# start of Material

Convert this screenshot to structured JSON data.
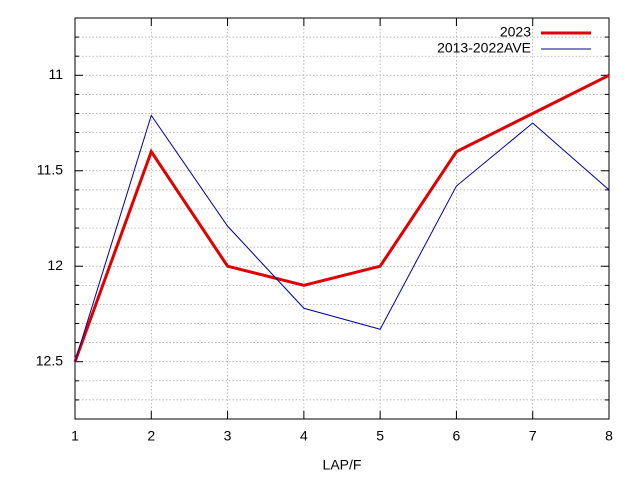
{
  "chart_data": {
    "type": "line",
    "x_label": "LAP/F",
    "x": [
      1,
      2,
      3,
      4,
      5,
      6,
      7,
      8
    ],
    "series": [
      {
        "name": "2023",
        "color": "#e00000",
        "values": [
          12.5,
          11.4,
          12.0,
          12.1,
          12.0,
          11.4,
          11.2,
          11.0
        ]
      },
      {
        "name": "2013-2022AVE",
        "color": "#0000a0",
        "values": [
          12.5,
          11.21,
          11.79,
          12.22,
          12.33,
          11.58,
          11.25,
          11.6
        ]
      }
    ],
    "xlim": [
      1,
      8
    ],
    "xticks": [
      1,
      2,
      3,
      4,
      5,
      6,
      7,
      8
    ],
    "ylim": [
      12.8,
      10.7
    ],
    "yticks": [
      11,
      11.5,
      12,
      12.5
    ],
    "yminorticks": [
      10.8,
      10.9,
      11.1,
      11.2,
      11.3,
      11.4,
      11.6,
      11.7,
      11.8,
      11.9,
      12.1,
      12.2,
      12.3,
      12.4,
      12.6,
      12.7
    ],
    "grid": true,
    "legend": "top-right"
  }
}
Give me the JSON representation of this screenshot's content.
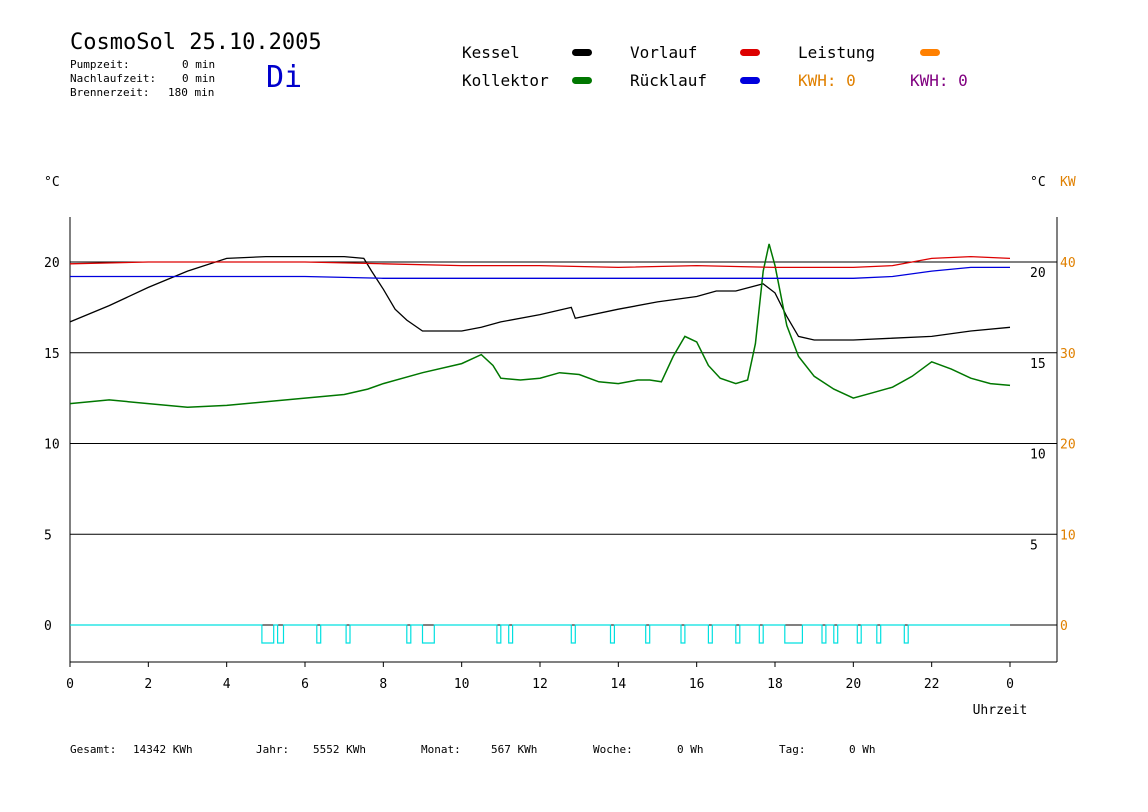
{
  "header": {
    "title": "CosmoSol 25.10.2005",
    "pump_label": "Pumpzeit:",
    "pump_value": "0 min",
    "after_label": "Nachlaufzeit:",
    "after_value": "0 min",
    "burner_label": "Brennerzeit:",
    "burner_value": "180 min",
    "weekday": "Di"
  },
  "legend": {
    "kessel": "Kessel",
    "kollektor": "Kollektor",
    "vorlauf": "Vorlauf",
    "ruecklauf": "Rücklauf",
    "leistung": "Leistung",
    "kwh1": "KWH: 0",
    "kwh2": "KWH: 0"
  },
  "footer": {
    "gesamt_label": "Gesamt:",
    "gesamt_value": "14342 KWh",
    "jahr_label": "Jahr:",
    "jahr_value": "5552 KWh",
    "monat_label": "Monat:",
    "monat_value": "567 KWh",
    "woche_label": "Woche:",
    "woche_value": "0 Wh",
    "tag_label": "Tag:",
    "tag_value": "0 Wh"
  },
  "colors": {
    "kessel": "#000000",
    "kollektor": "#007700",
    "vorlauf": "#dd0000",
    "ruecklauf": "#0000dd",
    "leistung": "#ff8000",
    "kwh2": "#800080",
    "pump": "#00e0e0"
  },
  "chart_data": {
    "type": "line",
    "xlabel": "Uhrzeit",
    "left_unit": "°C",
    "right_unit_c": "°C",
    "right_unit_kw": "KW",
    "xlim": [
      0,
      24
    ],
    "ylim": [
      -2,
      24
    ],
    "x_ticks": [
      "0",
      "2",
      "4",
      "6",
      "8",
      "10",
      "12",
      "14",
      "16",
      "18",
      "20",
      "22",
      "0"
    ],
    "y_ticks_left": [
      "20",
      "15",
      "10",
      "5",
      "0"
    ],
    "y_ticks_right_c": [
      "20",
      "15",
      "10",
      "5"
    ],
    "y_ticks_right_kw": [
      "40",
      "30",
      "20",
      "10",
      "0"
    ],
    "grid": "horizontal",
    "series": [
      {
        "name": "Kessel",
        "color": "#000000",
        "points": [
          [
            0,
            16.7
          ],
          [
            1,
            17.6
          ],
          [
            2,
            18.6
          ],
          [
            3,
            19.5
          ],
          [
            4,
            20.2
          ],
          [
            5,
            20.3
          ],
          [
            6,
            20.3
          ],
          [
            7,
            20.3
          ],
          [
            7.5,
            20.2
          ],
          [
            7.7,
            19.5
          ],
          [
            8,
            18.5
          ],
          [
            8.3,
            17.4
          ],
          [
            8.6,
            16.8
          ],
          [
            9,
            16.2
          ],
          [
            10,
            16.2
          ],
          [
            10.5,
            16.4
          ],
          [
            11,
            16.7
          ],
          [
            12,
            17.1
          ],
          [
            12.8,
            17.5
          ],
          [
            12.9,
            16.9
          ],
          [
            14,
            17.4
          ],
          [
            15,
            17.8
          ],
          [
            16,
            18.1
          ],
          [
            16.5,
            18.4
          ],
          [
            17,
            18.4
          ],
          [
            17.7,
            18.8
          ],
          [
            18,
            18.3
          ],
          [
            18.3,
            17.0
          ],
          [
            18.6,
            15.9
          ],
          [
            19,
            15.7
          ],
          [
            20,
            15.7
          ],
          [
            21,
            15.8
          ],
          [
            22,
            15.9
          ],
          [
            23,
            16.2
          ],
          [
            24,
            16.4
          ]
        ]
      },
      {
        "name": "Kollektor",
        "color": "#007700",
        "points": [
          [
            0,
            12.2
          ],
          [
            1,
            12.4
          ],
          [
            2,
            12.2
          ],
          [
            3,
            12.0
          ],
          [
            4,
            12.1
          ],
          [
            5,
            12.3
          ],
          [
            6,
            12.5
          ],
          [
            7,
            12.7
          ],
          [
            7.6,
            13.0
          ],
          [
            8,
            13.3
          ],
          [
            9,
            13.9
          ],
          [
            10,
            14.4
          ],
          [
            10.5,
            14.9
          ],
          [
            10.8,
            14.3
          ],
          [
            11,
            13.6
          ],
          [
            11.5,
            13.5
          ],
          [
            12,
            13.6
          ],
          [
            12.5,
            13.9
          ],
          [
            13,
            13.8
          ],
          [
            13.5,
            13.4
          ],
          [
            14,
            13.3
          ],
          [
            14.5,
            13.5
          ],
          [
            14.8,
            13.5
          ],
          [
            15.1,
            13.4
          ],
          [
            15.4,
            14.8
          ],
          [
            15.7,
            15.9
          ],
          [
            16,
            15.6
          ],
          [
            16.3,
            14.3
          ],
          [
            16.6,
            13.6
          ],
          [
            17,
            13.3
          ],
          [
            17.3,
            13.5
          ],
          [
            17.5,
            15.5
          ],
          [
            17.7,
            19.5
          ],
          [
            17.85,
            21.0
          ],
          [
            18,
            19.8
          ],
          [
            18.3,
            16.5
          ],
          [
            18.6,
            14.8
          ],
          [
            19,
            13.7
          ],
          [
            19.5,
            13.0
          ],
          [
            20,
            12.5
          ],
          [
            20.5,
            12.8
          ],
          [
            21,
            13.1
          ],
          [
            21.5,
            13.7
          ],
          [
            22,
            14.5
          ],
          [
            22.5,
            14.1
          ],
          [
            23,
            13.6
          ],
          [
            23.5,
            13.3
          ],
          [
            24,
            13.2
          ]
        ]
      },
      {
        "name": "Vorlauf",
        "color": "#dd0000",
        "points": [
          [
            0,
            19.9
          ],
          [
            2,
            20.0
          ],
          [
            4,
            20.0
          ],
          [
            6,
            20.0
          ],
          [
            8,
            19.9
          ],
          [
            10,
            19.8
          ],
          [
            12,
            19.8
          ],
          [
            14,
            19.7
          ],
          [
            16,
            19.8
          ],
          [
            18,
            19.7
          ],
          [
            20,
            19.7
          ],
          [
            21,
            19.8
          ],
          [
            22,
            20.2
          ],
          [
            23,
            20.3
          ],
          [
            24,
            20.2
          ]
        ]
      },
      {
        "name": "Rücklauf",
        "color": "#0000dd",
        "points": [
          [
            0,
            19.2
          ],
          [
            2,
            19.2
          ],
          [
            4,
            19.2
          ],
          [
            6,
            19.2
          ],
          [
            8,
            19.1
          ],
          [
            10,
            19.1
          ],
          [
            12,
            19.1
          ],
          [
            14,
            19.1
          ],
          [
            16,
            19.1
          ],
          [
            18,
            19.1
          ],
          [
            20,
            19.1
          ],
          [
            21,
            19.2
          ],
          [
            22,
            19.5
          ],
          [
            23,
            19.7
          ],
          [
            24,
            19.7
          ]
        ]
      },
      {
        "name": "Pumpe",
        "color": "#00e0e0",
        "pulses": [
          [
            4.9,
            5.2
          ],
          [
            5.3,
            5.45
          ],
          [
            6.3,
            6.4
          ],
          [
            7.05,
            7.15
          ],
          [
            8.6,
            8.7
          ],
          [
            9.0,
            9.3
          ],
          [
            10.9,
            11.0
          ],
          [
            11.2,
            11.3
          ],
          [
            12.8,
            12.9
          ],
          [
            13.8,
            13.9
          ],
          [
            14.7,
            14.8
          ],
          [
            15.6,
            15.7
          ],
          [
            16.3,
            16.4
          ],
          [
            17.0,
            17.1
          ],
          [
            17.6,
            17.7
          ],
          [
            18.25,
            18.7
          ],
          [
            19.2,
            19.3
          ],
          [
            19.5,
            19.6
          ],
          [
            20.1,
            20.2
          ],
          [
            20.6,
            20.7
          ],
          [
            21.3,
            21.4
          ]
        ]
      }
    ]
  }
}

# end of Material
# start of Material

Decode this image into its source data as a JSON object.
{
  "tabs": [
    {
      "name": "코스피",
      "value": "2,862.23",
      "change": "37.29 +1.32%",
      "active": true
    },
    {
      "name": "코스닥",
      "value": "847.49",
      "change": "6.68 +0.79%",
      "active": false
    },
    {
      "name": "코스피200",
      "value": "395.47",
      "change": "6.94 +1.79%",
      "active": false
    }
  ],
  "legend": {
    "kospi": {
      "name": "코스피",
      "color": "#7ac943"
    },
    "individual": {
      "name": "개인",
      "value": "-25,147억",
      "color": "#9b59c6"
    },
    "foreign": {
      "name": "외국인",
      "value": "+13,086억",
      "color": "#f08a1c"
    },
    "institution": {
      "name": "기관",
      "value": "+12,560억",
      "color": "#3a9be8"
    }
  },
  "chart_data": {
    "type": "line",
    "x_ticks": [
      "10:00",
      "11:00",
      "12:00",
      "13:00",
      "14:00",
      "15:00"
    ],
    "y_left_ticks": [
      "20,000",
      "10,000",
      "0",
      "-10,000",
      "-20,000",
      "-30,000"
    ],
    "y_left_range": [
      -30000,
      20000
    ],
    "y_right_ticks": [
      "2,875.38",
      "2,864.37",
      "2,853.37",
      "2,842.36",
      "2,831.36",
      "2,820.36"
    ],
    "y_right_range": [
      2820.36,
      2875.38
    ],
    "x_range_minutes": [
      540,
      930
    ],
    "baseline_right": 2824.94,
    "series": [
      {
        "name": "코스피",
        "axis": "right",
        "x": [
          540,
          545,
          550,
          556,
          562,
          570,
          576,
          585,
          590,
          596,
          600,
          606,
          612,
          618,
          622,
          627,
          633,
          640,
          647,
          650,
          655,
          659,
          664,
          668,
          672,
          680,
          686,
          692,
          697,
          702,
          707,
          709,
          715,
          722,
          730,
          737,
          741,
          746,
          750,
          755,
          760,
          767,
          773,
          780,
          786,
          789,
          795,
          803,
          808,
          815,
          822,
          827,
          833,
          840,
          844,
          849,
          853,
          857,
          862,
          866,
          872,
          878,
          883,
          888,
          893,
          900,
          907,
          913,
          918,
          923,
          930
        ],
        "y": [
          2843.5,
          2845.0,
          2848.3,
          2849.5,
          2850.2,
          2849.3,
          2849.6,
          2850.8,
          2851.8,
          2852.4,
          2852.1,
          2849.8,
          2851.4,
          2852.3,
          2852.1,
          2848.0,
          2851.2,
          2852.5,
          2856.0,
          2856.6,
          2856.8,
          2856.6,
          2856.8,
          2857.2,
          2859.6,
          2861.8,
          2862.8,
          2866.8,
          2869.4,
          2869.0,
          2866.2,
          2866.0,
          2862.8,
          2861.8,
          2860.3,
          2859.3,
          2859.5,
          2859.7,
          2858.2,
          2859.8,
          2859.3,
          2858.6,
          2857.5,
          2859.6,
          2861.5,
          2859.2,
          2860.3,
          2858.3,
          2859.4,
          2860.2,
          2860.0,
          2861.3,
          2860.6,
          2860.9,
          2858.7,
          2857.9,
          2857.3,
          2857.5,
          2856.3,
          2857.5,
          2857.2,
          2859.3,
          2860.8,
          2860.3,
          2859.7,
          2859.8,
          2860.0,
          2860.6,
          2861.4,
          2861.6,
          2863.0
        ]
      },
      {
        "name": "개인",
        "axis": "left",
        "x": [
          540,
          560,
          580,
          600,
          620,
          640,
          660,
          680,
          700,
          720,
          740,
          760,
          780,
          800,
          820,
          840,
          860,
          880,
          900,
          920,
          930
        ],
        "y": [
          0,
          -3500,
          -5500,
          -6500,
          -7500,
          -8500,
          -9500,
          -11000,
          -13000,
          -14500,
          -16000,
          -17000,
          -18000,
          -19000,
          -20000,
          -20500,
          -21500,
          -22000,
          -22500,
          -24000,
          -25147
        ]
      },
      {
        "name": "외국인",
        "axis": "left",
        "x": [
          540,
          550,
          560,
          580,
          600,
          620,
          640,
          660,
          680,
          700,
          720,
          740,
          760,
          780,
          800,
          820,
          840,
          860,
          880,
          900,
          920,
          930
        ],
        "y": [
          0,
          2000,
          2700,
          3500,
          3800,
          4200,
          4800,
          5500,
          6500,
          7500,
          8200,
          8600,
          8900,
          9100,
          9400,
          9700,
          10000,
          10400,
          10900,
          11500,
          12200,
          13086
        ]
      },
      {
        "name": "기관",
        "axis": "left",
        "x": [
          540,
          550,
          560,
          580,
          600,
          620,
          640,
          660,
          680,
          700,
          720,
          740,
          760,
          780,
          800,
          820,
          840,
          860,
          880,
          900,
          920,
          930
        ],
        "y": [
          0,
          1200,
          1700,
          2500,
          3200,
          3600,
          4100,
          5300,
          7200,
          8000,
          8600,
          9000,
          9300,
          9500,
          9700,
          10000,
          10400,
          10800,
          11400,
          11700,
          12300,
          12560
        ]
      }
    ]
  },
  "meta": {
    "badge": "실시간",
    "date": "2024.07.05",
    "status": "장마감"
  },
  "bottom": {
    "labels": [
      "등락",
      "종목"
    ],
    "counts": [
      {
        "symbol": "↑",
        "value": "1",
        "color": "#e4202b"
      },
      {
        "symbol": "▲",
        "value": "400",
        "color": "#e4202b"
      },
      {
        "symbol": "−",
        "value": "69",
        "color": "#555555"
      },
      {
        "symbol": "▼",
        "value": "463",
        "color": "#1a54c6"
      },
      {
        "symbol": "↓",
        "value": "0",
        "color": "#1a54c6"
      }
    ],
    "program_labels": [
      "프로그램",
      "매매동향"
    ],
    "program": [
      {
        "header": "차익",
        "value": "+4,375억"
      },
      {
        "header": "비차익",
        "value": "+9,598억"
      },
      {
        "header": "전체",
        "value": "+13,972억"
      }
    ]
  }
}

# end of Material

**What you are asked to do:** Report only the number of lines that hold the word "leistung".

**Full response:** 2